Problem to work on =>
Only the number is wanted: how many lines of the data contain "يتساقط"?

····················

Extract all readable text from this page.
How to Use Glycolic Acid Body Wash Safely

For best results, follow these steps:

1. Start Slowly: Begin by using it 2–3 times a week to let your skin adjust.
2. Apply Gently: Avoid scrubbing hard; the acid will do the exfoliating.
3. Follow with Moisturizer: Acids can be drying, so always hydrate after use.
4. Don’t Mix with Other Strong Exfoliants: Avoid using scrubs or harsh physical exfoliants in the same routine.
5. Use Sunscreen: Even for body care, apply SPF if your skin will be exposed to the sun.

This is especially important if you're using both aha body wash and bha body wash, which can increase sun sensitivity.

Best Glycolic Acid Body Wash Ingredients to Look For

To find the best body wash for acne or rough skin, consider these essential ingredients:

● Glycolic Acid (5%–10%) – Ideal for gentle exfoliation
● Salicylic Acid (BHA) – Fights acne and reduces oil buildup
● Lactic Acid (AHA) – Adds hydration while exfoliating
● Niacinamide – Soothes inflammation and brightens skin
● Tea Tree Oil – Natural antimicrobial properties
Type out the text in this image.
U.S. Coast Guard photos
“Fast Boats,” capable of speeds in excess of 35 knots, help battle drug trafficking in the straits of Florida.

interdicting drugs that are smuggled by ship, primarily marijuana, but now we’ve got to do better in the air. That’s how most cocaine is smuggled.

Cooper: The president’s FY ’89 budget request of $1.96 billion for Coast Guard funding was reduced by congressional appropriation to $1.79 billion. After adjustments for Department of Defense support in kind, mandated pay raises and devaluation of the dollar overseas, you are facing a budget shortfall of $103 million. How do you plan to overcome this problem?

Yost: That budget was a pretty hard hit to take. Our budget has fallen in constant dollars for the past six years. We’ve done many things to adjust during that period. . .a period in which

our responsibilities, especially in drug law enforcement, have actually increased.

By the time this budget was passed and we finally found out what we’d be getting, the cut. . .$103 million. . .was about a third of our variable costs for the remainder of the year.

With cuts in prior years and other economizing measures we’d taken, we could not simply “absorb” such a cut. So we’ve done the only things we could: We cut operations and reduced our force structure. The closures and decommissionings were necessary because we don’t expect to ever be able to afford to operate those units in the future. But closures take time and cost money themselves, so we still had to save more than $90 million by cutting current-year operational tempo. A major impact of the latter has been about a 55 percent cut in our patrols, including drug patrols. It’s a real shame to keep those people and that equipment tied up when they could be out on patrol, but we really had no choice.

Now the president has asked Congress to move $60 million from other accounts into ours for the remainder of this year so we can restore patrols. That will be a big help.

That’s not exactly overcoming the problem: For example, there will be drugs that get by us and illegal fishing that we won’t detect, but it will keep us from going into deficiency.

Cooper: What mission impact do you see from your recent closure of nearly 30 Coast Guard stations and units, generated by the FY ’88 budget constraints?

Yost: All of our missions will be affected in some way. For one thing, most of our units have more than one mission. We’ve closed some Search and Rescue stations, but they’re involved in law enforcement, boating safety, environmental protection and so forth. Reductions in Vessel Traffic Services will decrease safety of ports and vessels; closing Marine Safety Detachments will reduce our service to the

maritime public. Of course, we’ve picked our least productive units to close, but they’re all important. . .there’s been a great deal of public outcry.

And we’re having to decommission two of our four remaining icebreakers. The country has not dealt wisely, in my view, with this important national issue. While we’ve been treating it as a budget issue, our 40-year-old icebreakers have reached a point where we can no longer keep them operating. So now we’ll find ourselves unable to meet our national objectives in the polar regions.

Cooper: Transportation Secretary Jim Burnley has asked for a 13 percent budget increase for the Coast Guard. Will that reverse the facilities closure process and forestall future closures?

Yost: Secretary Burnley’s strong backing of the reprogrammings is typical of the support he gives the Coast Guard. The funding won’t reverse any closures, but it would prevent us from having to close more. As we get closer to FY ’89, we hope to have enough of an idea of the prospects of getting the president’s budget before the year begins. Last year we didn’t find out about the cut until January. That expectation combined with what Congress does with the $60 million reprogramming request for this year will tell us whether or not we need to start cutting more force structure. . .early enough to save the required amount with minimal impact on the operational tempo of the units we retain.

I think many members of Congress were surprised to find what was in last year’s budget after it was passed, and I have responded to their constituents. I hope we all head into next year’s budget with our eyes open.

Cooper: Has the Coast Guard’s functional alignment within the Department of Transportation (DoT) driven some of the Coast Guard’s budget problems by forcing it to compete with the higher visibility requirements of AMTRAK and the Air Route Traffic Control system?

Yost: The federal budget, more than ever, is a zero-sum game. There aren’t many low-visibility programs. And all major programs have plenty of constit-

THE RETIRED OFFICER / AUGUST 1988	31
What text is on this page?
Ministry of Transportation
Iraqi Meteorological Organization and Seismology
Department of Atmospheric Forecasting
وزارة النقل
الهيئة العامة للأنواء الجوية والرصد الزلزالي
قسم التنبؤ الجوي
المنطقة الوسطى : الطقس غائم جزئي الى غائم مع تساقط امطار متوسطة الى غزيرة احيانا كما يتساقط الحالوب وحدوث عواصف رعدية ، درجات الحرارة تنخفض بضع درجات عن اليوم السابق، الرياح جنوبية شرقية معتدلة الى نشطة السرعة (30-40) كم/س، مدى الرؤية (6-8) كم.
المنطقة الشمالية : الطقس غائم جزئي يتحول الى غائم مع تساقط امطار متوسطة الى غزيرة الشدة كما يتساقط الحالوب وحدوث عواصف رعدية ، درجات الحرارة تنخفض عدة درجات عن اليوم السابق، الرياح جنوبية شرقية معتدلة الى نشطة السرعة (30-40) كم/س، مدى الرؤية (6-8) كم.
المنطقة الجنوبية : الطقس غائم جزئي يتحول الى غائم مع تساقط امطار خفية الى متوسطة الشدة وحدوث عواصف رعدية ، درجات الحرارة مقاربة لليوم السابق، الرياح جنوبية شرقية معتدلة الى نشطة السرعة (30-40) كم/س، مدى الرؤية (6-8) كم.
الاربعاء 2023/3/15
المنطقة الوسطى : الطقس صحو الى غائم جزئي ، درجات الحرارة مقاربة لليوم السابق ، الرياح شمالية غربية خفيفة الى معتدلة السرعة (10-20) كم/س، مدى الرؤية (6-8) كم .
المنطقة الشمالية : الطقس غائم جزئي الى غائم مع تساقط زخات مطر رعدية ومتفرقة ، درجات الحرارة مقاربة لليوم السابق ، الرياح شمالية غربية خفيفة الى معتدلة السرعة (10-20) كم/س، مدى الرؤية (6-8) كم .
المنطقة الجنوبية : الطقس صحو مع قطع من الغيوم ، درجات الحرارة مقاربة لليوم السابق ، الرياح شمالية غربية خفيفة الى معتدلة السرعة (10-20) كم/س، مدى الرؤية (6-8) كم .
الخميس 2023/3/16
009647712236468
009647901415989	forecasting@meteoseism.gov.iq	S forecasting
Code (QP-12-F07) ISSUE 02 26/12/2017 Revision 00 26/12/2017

····················

Reply =>
2